[Dataset records of document pages]
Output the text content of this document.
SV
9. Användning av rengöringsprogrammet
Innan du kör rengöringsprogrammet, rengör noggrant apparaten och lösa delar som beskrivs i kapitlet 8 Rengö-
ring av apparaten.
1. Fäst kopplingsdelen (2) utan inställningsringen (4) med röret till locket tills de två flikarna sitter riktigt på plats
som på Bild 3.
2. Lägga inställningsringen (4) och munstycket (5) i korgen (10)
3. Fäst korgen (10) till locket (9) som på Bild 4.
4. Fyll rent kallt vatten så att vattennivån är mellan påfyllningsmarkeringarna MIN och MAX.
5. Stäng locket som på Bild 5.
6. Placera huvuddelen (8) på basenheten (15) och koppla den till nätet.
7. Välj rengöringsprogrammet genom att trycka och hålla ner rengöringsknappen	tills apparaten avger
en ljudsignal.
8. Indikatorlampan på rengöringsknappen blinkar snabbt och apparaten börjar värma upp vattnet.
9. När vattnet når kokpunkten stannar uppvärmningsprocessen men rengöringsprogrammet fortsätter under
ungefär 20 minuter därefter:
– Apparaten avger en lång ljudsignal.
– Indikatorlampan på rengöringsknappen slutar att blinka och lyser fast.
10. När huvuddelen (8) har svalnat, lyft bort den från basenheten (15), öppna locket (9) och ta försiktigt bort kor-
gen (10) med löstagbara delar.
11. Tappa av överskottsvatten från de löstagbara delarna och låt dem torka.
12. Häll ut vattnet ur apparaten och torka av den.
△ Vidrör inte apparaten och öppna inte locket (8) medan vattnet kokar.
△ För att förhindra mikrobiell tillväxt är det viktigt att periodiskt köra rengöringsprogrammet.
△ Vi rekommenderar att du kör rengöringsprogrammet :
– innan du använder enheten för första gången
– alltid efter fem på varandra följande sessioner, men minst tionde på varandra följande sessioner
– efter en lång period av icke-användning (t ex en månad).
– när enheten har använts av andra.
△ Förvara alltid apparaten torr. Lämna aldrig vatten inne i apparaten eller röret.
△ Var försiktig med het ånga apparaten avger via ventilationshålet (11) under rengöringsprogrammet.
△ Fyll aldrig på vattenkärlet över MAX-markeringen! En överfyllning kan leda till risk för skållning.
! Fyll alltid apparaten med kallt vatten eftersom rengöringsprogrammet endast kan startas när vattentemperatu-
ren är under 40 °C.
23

◆ What you will do ◆
Line by line, retype all of the entries.

◆ Exercise solution ◆
Output the text content of this document.
SV
9. Användning av rengöringsprogrammet
Innan du kör rengöringsprogrammet, rengör noggrant apparaten och lösa delar som beskrivs i kapitlet 8 Rengö-
ring av apparaten.
1. Fäst kopplingsdelen (2) utan inställningsringen (4) med röret till locket tills de två flikarna sitter riktigt på plats
som på Bild 3.
2. Lägga inställningsringen (4) och munstycket (5) i korgen (10)
3. Fäst korgen (10) till locket (9) som på Bild 4.
4. Fyll rent kallt vatten så att vattennivån är mellan påfyllningsmarkeringarna MIN och MAX.
5. Stäng locket som på Bild 5.
6. Placera huvuddelen (8) på basenheten (15) och koppla den till nätet.
7. Välj rengöringsprogrammet genom att trycka och hålla ner rengöringsknappen	tills apparaten avger
en ljudsignal.
8. Indikatorlampan på rengöringsknappen blinkar snabbt och apparaten börjar värma upp vattnet.
9. När vattnet når kokpunkten stannar uppvärmningsprocessen men rengöringsprogrammet fortsätter under
ungefär 20 minuter därefter:
– Apparaten avger en lång ljudsignal.
– Indikatorlampan på rengöringsknappen slutar att blinka och lyser fast.
10. När huvuddelen (8) har svalnat, lyft bort den från basenheten (15), öppna locket (9) och ta försiktigt bort kor-
gen (10) med löstagbara delar.
11. Tappa av överskottsvatten från de löstagbara delarna och låt dem torka.
12. Häll ut vattnet ur apparaten och torka av den.
△ Vidrör inte apparaten och öppna inte locket (8) medan vattnet kokar.
△ För att förhindra mikrobiell tillväxt är det viktigt att periodiskt köra rengöringsprogrammet.
△ Vi rekommenderar att du kör rengöringsprogrammet :
– innan du använder enheten för första gången
– alltid efter fem på varandra följande sessioner, men minst tionde på varandra följande sessioner
– efter en lång period av icke-användning (t ex en månad).
– när enheten har använts av andra.
△ Förvara alltid apparaten torr. Lämna aldrig vatten inne i apparaten eller röret.
△ Var försiktig med het ånga apparaten avger via ventilationshålet (11) under rengöringsprogrammet.
△ Fyll aldrig på vattenkärlet över MAX-markeringen! En överfyllning kan leda till risk för skållning.
! Fyll alltid apparaten med kallt vatten eftersom rengöringsprogrammet endast kan startas när vattentemperatu-
ren är under 40 °C.
23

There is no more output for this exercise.